• Required work:
Return the whole listing, line for line, without the pictures in it.

• Material provided:

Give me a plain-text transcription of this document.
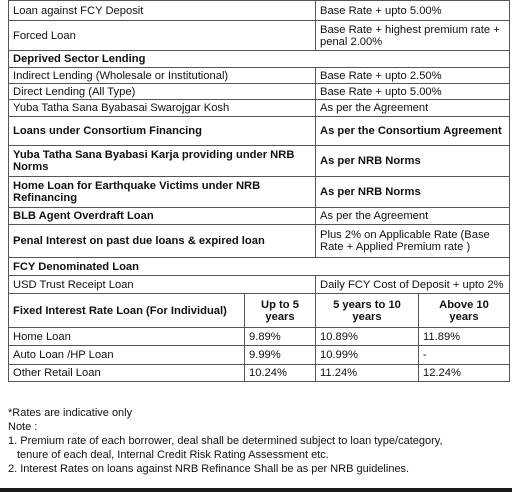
Loan against FCY Deposit		Base Rate + upto 5.00%	
Forced Loan		Base Rate + highest premium rate + penal 2.00%	
Deprived Sector Lending			
Indirect Lending (Wholesale or Institutional)		Base Rate + upto 2.50%	
Direct Lending (All Type)		Base Rate + upto 5.00%	
Yuba Tatha Sana Byabasai Swarojgar Kosh		As per the Agreement	
Loans under Consortium Financing		As per the Consortium Agreement	
Yuba Tatha Sana Byabasi Karja providing under NRB Norms		As per NRB Norms	
Home Loan for Earthquake Victims under NRB Refinancing		As per NRB Norms	
BLB Agent Overdraft Loan		As per the Agreement	
Penal Interest on past due loans & expired loan		Plus 2% on Applicable Rate (Base Rate + Applied Premium rate )	
FCY Denominated Loan			
USD Trust Receipt Loan		Daily FCY Cost of Deposit + upto 2%	
Fixed Interest Rate Loan (For Individual)	Up to 5 years	5 years to 10 years	Above 10 years
Home Loan	9.89%	10.89%	11.89%
Auto Loan /HP Loan	9.99%	10.99%	-
Other Retail Loan	10.24%	11.24%	12.24%
*Rates are indicative only
Note :
1. Premium rate of each borrower, deal shall be determined subject to loan type/category,
tenure of each deal, Internal Credit Risk Rating Assessment etc.
2. Interest Rates on loans against NRB Refinance Shall be as per NRB guidelines.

• Correct response:
Give me a plain-text transcription of this document.
Loan against FCY Deposit		Base Rate + upto 5.00%	
Forced Loan		Base Rate + highest premium rate + penal 2.00%	
Deprived Sector Lending			
Indirect Lending (Wholesale or Institutional)		Base Rate + upto 2.50%	
Direct Lending (All Type)		Base Rate + upto 5.00%	
Yuba Tatha Sana Byabasai Swarojgar Kosh		As per the Agreement	
Loans under Consortium Financing		As per the Consortium Agreement	
Yuba Tatha Sana Byabasi Karja providing under NRB Norms		As per NRB Norms	
Home Loan for Earthquake Victims under NRB Refinancing		As per NRB Norms	
BLB Agent Overdraft Loan		As per the Agreement	
Penal Interest on past due loans & expired loan		Plus 2% on Applicable Rate (Base Rate + Applied Premium rate )	
FCY Denominated Loan			
USD Trust Receipt Loan		Daily FCY Cost of Deposit + upto 2%	
Fixed Interest Rate Loan (For Individual)	Up to 5 years	5 years to 10 years	Above 10 years
Home Loan	9.89%	10.89%	11.89%
Auto Loan /HP Loan	9.99%	10.99%	-
Other Retail Loan	10.24%	11.24%	12.24%
*Rates are indicative only
Note :
1. Premium rate of each borrower, deal shall be determined subject to loan type/category,
tenure of each deal, Internal Credit Risk Rating Assessment etc.
2. Interest Rates on loans against NRB Refinance Shall be as per NRB guidelines.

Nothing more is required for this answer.